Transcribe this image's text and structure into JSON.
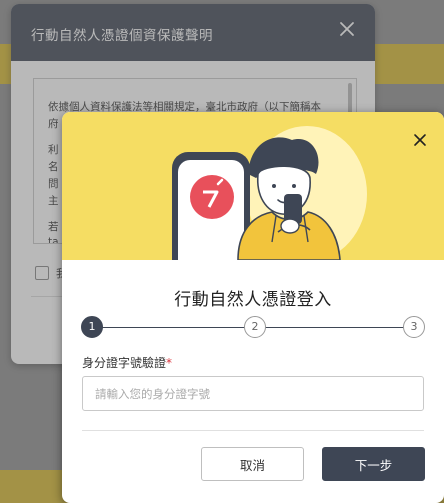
{
  "privacy_dialog": {
    "title": "行動自然人憑證個資保護聲明",
    "close_icon": "close-icon",
    "lines": [
      "依據個人資料保護法等相關規定，臺北市政府（以下簡稱本",
      "府",
      "利",
      "名",
      "問",
      "主",
      "若",
      "ta"
    ],
    "checkbox_label": "我"
  },
  "login_dialog": {
    "close_icon": "close-icon",
    "hero_illustration": "person-holding-phone-illustration",
    "title": "行動自然人憑證登入",
    "steps": [
      "1",
      "2",
      "3"
    ],
    "current_step": 1,
    "id_field": {
      "label": "身分證字號驗證",
      "required_mark": "*",
      "placeholder": "請輸入您的身分證字號",
      "value": ""
    },
    "cancel_label": "取消",
    "next_label": "下一步"
  },
  "colors": {
    "header": "#3e4655",
    "hero_bg": "#f5dd63",
    "accent_red": "#e8505b",
    "primary_button": "#3e4655"
  }
}
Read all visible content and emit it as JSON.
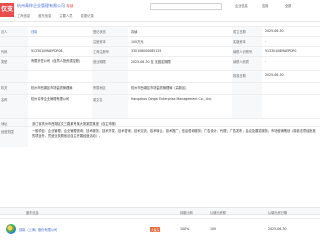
{
  "header": {
    "logo": "仅支",
    "company": "杭州青梓企业管理有限公司",
    "company_tag": "存续",
    "search_placeholder": "",
    "tabs": [
      "工商信息",
      "股东信息",
      "主要人员",
      "变更记录"
    ],
    "right_items": [
      "企业信息",
      "应用",
      "全部"
    ]
  },
  "rows": [
    {
      "cells": [
        {
          "k": "label1",
          "text": "法人"
        },
        {
          "k": "v1",
          "text": "钱晓",
          "blue": true
        },
        {
          "k": "label2",
          "text": "登记状态"
        },
        {
          "k": "v2",
          "text": "存续"
        },
        {
          "k": "label3",
          "text": "成立日期"
        },
        {
          "k": "v3",
          "text": "2025-06-30"
        }
      ]
    },
    {
      "cells": [
        {
          "k": "label1",
          "text": ""
        },
        {
          "k": "v1",
          "text": ""
        },
        {
          "k": "label2",
          "text": "注册资本"
        },
        {
          "k": "v2",
          "text": "100万元"
        },
        {
          "k": "label3",
          "text": "实缴资本"
        },
        {
          "k": "v3",
          "text": "-"
        }
      ]
    },
    {
      "cells": [
        {
          "k": "label1",
          "text": "代码"
        },
        {
          "k": "v1",
          "text": "9133010MAEPDF08-"
        },
        {
          "k": "label2",
          "text": "工商注册号"
        },
        {
          "k": "v2",
          "text": "330108000085125"
        },
        {
          "k": "label3",
          "text": "纳税人识别号"
        },
        {
          "k": "v3",
          "text": "91330108MAEPDF0"
        }
      ]
    },
    {
      "cells": [
        {
          "k": "label1",
          "text": "类型"
        },
        {
          "k": "v1",
          "text": "有限责任公司（自然人投资或控股）",
          "wrap": true
        },
        {
          "k": "label2",
          "text": "营业期限"
        },
        {
          "k": "v2",
          "text": "2025-06-30 至 无固定期限"
        },
        {
          "k": "label3",
          "text": "纳税人资质"
        },
        {
          "k": "v3",
          "text": "-"
        }
      ]
    },
    {
      "cells": [
        {
          "k": "label1",
          "text": ""
        },
        {
          "k": "v1",
          "text": ""
        },
        {
          "k": "label2",
          "text": ""
        },
        {
          "k": "v2",
          "text": ""
        },
        {
          "k": "label3",
          "text": "核准日期"
        },
        {
          "k": "v3",
          "text": "2025-06-30"
        }
      ]
    },
    {
      "cells": [
        {
          "k": "label1",
          "text": "机关"
        },
        {
          "k": "v1",
          "text": "杭州市西湖区市场监督管理局"
        },
        {
          "k": "label2",
          "text": "所属地区"
        },
        {
          "k": "v2",
          "text": "杭州市西湖区市场监督管理局（高新区）"
        },
        {
          "k": "label3",
          "text": ""
        },
        {
          "k": "v3",
          "text": ""
        }
      ]
    },
    {
      "cells": [
        {
          "k": "label1",
          "text": "名称"
        },
        {
          "k": "v1",
          "text": "杭州青梓企业管理有限公司",
          "wrap": true
        },
        {
          "k": "label2",
          "text": "英文名"
        },
        {
          "k": "v2",
          "text": "Hangzhou Qingzi Enterprise Management Co., Ltd."
        },
        {
          "k": "label3",
          "text": ""
        },
        {
          "k": "v3",
          "text": ""
        }
      ]
    }
  ],
  "address": {
    "label": "地址",
    "value": "浙江省杭州市西湖区文三路某号某大厦某层某室（自主申报）"
  },
  "scope": {
    "label": "经营范围",
    "value": "一般项目：企业管理；企业管理咨询；技术服务、技术开发、技术咨询、技术交流、技术转让、技术推广；信息咨询服务；广告设计、代理；广告发布；会议及展览服务；市场营销策划（除依法须经批准的项目外，凭营业执照依法自主开展经营活动）。"
  },
  "shareholder_section": {
    "headers": [
      "股东信息",
      "",
      "持股比例",
      "认缴出资额",
      "认缴出资日期"
    ]
  },
  "shareholders": [
    {
      "name": "钱晓",
      "sub": "钱晓（上海）股份有限公司",
      "tag": "大股东",
      "ratio": "100%",
      "amount": "100",
      "date": "2025-06-30"
    }
  ]
}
○ ○ ○ ○
* Stated goal
Report how many lines of the listing hold the string "value", giving only the number.

* Answer for the task
3